▶ **THE EXERCISE**
In the material from its start through the line holding "colorbar-tick-label: 210 — [1398, 1082, 1440, 1108]", inclusive, update each "colorbar-swatch" to "legend-swatch" and leave everything else unchanged. Give back only those lines.

(Stored data entries)

↓

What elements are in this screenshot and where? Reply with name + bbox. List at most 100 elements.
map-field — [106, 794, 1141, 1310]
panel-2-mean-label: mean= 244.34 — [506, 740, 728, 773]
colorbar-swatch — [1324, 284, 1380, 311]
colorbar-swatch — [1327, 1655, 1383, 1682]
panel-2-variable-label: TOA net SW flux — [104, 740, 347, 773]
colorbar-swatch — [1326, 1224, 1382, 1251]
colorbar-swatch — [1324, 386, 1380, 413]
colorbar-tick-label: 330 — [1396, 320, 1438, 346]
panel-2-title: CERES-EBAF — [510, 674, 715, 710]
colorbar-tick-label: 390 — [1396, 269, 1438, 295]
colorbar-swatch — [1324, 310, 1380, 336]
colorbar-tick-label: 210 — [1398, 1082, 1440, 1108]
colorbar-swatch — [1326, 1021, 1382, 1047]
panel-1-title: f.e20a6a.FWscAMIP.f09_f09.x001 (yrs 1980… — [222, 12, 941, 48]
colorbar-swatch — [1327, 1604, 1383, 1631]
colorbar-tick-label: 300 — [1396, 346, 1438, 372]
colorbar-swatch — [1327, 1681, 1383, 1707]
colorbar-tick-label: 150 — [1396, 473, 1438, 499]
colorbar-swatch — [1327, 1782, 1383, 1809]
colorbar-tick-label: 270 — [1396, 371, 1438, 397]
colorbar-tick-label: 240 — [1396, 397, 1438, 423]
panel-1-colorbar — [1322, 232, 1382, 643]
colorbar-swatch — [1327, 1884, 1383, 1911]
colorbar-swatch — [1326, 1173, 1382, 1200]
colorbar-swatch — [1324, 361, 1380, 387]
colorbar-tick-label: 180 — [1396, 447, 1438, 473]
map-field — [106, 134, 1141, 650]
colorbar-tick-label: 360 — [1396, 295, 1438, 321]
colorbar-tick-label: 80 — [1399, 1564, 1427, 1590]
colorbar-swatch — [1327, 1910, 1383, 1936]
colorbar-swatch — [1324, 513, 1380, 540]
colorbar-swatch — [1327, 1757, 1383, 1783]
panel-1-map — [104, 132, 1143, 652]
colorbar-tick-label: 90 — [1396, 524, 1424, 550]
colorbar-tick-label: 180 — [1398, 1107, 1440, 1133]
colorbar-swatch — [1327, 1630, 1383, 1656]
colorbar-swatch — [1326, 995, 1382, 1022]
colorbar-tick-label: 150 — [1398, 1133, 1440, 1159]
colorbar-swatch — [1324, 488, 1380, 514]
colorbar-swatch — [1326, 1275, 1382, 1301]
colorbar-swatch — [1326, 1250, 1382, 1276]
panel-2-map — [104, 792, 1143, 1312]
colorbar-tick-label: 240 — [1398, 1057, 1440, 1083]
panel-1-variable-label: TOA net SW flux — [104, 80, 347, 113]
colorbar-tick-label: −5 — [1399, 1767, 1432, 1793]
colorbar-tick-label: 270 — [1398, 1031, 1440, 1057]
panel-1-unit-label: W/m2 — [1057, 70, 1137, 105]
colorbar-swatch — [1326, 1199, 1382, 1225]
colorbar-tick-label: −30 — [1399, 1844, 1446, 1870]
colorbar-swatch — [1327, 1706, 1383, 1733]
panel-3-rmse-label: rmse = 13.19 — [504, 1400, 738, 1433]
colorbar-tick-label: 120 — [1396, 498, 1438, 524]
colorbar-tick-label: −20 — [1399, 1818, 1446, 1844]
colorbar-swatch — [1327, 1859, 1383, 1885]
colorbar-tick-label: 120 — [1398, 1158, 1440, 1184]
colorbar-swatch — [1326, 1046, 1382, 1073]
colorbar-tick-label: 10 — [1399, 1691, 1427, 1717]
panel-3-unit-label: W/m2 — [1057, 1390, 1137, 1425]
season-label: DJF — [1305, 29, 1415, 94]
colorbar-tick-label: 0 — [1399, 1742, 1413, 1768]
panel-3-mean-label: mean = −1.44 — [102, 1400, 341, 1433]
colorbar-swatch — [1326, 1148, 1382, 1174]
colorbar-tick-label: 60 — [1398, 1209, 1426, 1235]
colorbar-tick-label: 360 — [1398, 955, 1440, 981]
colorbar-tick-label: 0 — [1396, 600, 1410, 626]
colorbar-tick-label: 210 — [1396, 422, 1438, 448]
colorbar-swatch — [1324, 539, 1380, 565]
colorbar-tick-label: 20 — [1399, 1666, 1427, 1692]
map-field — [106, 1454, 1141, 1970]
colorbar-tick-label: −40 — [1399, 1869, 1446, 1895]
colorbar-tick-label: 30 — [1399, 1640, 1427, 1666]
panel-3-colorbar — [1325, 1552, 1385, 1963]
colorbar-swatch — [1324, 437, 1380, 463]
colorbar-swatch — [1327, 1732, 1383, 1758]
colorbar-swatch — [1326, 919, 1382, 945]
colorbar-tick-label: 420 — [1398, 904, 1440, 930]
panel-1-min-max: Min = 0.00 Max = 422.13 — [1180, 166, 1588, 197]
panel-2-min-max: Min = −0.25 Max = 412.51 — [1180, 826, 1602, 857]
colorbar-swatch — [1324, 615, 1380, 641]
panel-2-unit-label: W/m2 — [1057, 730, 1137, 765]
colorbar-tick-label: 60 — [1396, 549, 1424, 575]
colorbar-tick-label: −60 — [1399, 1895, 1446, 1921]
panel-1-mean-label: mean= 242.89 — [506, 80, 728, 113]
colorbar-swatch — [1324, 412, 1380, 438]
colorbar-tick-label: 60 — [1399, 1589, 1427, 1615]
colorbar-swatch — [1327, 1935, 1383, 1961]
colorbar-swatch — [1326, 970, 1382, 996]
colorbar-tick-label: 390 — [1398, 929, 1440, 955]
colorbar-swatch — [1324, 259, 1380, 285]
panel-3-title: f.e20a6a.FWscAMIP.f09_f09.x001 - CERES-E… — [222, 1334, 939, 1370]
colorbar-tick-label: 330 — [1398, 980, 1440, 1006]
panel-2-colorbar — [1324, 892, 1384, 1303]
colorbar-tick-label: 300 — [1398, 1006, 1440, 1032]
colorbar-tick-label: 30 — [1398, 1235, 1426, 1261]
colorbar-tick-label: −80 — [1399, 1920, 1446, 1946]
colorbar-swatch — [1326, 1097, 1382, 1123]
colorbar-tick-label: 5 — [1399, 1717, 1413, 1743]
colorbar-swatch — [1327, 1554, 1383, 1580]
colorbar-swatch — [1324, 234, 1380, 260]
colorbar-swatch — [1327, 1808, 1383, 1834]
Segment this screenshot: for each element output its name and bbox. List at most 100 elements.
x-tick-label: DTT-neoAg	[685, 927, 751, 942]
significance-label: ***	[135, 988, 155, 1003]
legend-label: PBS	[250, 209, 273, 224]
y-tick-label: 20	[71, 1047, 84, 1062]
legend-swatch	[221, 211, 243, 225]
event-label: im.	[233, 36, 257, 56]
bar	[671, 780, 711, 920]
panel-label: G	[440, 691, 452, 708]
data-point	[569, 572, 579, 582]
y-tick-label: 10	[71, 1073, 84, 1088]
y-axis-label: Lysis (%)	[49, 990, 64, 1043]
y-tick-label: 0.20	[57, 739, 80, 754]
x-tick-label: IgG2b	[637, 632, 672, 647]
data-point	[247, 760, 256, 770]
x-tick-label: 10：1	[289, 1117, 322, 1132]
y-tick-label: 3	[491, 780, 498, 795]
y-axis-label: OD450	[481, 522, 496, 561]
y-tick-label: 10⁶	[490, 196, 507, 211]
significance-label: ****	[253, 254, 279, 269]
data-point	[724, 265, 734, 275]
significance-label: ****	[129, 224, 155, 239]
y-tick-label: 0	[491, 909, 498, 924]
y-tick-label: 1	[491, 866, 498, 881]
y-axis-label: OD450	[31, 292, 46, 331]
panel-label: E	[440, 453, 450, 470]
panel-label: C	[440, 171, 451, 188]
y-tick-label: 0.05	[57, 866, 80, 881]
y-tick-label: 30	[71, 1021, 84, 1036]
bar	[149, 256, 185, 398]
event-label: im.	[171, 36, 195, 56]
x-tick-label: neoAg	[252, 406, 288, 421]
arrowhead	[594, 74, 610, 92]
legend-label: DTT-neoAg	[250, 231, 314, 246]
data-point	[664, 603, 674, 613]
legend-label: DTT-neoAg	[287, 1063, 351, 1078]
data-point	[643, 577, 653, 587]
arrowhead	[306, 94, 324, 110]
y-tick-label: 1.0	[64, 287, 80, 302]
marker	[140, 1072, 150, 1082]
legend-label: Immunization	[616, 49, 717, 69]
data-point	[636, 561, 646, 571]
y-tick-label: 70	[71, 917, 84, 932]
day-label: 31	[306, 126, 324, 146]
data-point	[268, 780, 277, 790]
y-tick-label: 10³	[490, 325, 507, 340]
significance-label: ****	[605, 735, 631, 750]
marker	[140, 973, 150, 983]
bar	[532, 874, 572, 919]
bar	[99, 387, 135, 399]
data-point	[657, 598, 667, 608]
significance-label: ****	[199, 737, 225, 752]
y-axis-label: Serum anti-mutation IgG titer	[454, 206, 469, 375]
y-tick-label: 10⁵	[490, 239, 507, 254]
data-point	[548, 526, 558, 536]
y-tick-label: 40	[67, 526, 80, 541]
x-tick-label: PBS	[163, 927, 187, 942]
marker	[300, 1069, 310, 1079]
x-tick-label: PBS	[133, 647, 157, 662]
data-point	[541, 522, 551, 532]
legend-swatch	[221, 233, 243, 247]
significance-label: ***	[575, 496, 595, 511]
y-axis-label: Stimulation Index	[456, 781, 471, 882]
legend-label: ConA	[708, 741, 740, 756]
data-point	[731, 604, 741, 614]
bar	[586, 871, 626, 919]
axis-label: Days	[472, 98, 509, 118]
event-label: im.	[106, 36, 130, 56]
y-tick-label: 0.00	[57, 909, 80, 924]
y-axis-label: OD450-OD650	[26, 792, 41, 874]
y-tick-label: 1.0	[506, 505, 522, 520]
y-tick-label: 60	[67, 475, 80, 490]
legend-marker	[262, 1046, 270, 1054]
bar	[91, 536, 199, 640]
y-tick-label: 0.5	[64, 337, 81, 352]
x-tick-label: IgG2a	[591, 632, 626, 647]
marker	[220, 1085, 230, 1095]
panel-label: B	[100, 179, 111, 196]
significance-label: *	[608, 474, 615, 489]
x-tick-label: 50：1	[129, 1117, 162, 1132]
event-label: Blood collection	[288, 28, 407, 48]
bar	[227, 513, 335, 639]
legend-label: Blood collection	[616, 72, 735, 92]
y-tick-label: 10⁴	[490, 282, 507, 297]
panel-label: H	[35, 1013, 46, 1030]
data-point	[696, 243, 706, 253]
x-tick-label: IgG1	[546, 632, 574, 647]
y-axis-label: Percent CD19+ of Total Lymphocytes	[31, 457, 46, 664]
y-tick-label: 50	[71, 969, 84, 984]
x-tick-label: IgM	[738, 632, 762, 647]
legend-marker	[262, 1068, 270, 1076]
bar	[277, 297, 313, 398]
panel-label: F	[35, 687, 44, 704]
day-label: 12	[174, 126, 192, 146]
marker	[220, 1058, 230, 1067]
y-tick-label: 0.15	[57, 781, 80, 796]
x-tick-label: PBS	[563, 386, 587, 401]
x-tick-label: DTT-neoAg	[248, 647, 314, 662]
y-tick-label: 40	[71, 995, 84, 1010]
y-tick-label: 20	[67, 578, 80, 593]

↑

▶ **PROBLEM SOLUTION**
What elements are in this screenshot and where? Reply with name + bbox. List at most 100 elements.
map-field — [106, 794, 1141, 1310]
panel-2-mean-label: mean= 244.34 — [506, 740, 728, 773]
legend-swatch — [1324, 284, 1380, 311]
legend-swatch — [1327, 1655, 1383, 1682]
panel-2-variable-label: TOA net SW flux — [104, 740, 347, 773]
legend-swatch — [1326, 1224, 1382, 1251]
legend-swatch — [1324, 386, 1380, 413]
colorbar-tick-label: 330 — [1396, 320, 1438, 346]
panel-2-title: CERES-EBAF — [510, 674, 715, 710]
colorbar-tick-label: 390 — [1396, 269, 1438, 295]
legend-swatch — [1324, 310, 1380, 336]
colorbar-tick-label: 210 — [1398, 1082, 1440, 1108]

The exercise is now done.